**Your instructions**
Each entry must be returned exactly. None may be omitted.

**Extracted material**

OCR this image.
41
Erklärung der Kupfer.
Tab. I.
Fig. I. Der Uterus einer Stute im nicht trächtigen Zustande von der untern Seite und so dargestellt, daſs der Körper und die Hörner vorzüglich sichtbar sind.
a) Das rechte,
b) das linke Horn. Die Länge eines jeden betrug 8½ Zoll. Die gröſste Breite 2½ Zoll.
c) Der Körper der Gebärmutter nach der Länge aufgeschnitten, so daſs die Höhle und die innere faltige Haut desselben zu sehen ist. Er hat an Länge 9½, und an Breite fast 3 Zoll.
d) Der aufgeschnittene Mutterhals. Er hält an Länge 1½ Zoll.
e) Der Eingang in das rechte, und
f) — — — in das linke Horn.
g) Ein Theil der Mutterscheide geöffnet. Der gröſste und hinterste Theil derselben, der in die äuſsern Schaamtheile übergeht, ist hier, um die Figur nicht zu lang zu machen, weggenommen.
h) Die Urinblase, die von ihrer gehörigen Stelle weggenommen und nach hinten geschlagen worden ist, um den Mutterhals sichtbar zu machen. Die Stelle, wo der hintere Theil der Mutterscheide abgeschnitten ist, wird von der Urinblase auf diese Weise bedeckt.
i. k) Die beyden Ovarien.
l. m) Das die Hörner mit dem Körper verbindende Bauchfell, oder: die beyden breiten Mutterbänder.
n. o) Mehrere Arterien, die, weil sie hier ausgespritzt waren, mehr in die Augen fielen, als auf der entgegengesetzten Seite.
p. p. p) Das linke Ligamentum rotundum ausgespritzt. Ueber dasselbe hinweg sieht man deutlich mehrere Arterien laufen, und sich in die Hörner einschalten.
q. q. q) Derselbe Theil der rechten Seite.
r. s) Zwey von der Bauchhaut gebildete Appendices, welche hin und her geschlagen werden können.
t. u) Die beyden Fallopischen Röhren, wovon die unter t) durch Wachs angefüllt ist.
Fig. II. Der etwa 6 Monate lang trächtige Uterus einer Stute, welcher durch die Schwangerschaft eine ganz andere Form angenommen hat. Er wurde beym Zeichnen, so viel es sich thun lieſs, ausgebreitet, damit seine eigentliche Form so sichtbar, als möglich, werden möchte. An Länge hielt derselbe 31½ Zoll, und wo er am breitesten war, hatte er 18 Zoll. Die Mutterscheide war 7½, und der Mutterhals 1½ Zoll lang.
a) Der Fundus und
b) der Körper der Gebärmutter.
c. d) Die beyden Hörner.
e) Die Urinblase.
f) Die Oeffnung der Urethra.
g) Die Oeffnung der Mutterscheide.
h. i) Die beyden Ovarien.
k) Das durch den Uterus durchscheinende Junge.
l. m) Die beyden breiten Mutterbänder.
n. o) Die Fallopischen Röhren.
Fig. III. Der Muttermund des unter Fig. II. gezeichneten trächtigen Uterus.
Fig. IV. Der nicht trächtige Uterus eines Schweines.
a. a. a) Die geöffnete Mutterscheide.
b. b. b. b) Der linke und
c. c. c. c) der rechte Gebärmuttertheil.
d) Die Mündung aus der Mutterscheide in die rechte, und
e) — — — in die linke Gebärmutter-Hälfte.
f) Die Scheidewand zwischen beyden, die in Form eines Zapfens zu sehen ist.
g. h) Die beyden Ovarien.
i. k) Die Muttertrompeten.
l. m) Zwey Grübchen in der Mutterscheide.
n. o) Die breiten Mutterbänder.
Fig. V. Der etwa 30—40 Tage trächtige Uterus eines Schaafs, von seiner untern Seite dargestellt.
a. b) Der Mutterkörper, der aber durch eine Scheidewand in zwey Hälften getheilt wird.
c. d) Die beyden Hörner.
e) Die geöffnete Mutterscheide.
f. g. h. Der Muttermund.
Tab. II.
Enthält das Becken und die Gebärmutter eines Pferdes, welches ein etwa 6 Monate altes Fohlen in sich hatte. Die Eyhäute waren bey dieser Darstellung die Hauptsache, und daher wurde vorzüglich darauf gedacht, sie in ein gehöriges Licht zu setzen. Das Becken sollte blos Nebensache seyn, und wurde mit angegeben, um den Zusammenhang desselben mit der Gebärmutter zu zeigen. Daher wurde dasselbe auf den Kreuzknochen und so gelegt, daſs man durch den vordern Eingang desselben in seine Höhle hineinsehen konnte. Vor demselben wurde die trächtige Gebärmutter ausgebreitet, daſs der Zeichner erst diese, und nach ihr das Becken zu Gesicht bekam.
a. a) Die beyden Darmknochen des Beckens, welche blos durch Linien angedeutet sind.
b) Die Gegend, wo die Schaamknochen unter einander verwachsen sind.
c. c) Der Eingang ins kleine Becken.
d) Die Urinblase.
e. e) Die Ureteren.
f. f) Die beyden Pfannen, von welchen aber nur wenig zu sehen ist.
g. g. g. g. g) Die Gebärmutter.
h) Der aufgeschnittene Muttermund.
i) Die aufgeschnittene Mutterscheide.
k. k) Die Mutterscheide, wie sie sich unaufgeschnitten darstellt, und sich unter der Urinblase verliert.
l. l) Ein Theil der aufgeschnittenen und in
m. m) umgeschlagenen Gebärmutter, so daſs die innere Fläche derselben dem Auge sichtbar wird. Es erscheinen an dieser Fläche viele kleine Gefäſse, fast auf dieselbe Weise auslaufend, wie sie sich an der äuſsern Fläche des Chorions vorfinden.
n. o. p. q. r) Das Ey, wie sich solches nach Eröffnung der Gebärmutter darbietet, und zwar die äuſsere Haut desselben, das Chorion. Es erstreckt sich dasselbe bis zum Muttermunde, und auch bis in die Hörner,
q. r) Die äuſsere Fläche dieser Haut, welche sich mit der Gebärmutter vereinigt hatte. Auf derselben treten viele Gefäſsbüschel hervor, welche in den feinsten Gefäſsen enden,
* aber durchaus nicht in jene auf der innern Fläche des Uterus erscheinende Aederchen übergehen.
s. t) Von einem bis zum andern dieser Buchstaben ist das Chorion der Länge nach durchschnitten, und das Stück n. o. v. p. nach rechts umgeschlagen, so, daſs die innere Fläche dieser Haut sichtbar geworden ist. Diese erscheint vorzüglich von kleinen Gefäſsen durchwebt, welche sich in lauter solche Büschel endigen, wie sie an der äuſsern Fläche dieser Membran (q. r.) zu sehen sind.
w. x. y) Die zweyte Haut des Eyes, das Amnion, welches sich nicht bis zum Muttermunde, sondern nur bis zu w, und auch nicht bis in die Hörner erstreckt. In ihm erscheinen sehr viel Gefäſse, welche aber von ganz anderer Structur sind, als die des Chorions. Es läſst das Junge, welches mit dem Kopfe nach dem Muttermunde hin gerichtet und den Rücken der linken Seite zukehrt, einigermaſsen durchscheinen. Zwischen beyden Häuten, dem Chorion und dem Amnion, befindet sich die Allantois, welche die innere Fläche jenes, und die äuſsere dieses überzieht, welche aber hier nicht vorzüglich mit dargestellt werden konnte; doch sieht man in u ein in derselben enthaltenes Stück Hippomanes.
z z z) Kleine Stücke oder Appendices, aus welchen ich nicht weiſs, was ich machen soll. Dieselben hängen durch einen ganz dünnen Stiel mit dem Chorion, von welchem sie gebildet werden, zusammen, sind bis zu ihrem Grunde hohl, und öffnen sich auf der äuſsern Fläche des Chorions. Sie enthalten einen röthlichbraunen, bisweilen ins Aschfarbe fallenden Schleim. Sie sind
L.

**Answer box**
OCR this image.
41
Erklärung der Kupfer.
Tab. I.
Fig. I. Der Uterus einer Stute im nicht trächtigen Zustande von der untern Seite und so dargestellt, daſs der Körper und die Hörner vorzüglich sichtbar sind.
a) Das rechte,
b) das linke Horn. Die Länge eines jeden betrug 8½ Zoll. Die gröſste Breite 2½ Zoll.
c) Der Körper der Gebärmutter nach der Länge aufgeschnitten, so daſs die Höhle und die innere faltige Haut desselben zu sehen ist. Er hat an Länge 9½, und an Breite fast 3 Zoll.
d) Der aufgeschnittene Mutterhals. Er hält an Länge 1½ Zoll.
e) Der Eingang in das rechte, und
f) — — — in das linke Horn.
g) Ein Theil der Mutterscheide geöffnet. Der gröſste und hinterste Theil derselben, der in die äuſsern Schaamtheile übergeht, ist hier, um die Figur nicht zu lang zu machen, weggenommen.
h) Die Urinblase, die von ihrer gehörigen Stelle weggenommen und nach hinten geschlagen worden ist, um den Mutterhals sichtbar zu machen. Die Stelle, wo der hintere Theil der Mutterscheide abgeschnitten ist, wird von der Urinblase auf diese Weise bedeckt.
i. k) Die beyden Ovarien.
l. m) Das die Hörner mit dem Körper verbindende Bauchfell, oder: die beyden breiten Mutterbänder.
n. o) Mehrere Arterien, die, weil sie hier ausgespritzt waren, mehr in die Augen fielen, als auf der entgegengesetzten Seite.
p. p. p) Das linke Ligamentum rotundum ausgespritzt. Ueber dasselbe hinweg sieht man deutlich mehrere Arterien laufen, und sich in die Hörner einschalten.
q. q. q) Derselbe Theil der rechten Seite.
r. s) Zwey von der Bauchhaut gebildete Appendices, welche hin und her geschlagen werden können.
t. u) Die beyden Fallopischen Röhren, wovon die unter t) durch Wachs angefüllt ist.
Fig. II. Der etwa 6 Monate lang trächtige Uterus einer Stute, welcher durch die Schwangerschaft eine ganz andere Form angenommen hat. Er wurde beym Zeichnen, so viel es sich thun lieſs, ausgebreitet, damit seine eigentliche Form so sichtbar, als möglich, werden möchte. An Länge hielt derselbe 31½ Zoll, und wo er am breitesten war, hatte er 18 Zoll. Die Mutterscheide war 7½, und der Mutterhals 1½ Zoll lang.
a) Der Fundus und
b) der Körper der Gebärmutter.
c. d) Die beyden Hörner.
e) Die Urinblase.
f) Die Oeffnung der Urethra.
g) Die Oeffnung der Mutterscheide.
h. i) Die beyden Ovarien.
k) Das durch den Uterus durchscheinende Junge.
l. m) Die beyden breiten Mutterbänder.
n. o) Die Fallopischen Röhren.
Fig. III. Der Muttermund des unter Fig. II. gezeichneten trächtigen Uterus.
Fig. IV. Der nicht trächtige Uterus eines Schweines.
a. a. a) Die geöffnete Mutterscheide.
b. b. b. b) Der linke und
c. c. c. c) der rechte Gebärmuttertheil.
d) Die Mündung aus der Mutterscheide in die rechte, und
e) — — — in die linke Gebärmutter-Hälfte.
f) Die Scheidewand zwischen beyden, die in Form eines Zapfens zu sehen ist.
g. h) Die beyden Ovarien.
i. k) Die Muttertrompeten.
l. m) Zwey Grübchen in der Mutterscheide.
n. o) Die breiten Mutterbänder.
Fig. V. Der etwa 30—40 Tage trächtige Uterus eines Schaafs, von seiner untern Seite dargestellt.
a. b) Der Mutterkörper, der aber durch eine Scheidewand in zwey Hälften getheilt wird.
c. d) Die beyden Hörner.
e) Die geöffnete Mutterscheide.
f. g. h. Der Muttermund.
Tab. II.
Enthält das Becken und die Gebärmutter eines Pferdes, welches ein etwa 6 Monate altes Fohlen in sich hatte. Die Eyhäute waren bey dieser Darstellung die Hauptsache, und daher wurde vorzüglich darauf gedacht, sie in ein gehöriges Licht zu setzen. Das Becken sollte blos Nebensache seyn, und wurde mit angegeben, um den Zusammenhang desselben mit der Gebärmutter zu zeigen. Daher wurde dasselbe auf den Kreuzknochen und so gelegt, daſs man durch den vordern Eingang desselben in seine Höhle hineinsehen konnte. Vor demselben wurde die trächtige Gebärmutter ausgebreitet, daſs der Zeichner erst diese, und nach ihr das Becken zu Gesicht bekam.
a. a) Die beyden Darmknochen des Beckens, welche blos durch Linien angedeutet sind.
b) Die Gegend, wo die Schaamknochen unter einander verwachsen sind.
c. c) Der Eingang ins kleine Becken.
d) Die Urinblase.
e. e) Die Ureteren.
f. f) Die beyden Pfannen, von welchen aber nur wenig zu sehen ist.
g. g. g. g. g) Die Gebärmutter.
h) Der aufgeschnittene Muttermund.
i) Die aufgeschnittene Mutterscheide.
k. k) Die Mutterscheide, wie sie sich unaufgeschnitten darstellt, und sich unter der Urinblase verliert.
l. l) Ein Theil der aufgeschnittenen und in
m. m) umgeschlagenen Gebärmutter, so daſs die innere Fläche derselben dem Auge sichtbar wird. Es erscheinen an dieser Fläche viele kleine Gefäſse, fast auf dieselbe Weise auslaufend, wie sie sich an der äuſsern Fläche des Chorions vorfinden.
n. o. p. q. r) Das Ey, wie sich solches nach Eröffnung der Gebärmutter darbietet, und zwar die äuſsere Haut desselben, das Chorion. Es erstreckt sich dasselbe bis zum Muttermunde, und auch bis in die Hörner,
q. r) Die äuſsere Fläche dieser Haut, welche sich mit der Gebärmutter vereinigt hatte. Auf derselben treten viele Gefäſsbüschel hervor, welche in den feinsten Gefäſsen enden,
* aber durchaus nicht in jene auf der innern Fläche des Uterus erscheinende Aederchen übergehen.
s. t) Von einem bis zum andern dieser Buchstaben ist das Chorion der Länge nach durchschnitten, und das Stück n. o. v. p. nach rechts umgeschlagen, so, daſs die innere Fläche dieser Haut sichtbar geworden ist. Diese erscheint vorzüglich von kleinen Gefäſsen durchwebt, welche sich in lauter solche Büschel endigen, wie sie an der äuſsern Fläche dieser Membran (q. r.) zu sehen sind.
w. x. y) Die zweyte Haut des Eyes, das Amnion, welches sich nicht bis zum Muttermunde, sondern nur bis zu w, und auch nicht bis in die Hörner erstreckt. In ihm erscheinen sehr viel Gefäſse, welche aber von ganz anderer Structur sind, als die des Chorions. Es läſst das Junge, welches mit dem Kopfe nach dem Muttermunde hin gerichtet und den Rücken der linken Seite zukehrt, einigermaſsen durchscheinen. Zwischen beyden Häuten, dem Chorion und dem Amnion, befindet sich die Allantois, welche die innere Fläche jenes, und die äuſsere dieses überzieht, welche aber hier nicht vorzüglich mit dargestellt werden konnte; doch sieht man in u ein in derselben enthaltenes Stück Hippomanes.
z z z) Kleine Stücke oder Appendices, aus welchen ich nicht weiſs, was ich machen soll. Dieselben hängen durch einen ganz dünnen Stiel mit dem Chorion, von welchem sie gebildet werden, zusammen, sind bis zu ihrem Grunde hohl, und öffnen sich auf der äuſsern Fläche des Chorions. Sie enthalten einen röthlichbraunen, bisweilen ins Aschfarbe fallenden Schleim. Sie sind
L.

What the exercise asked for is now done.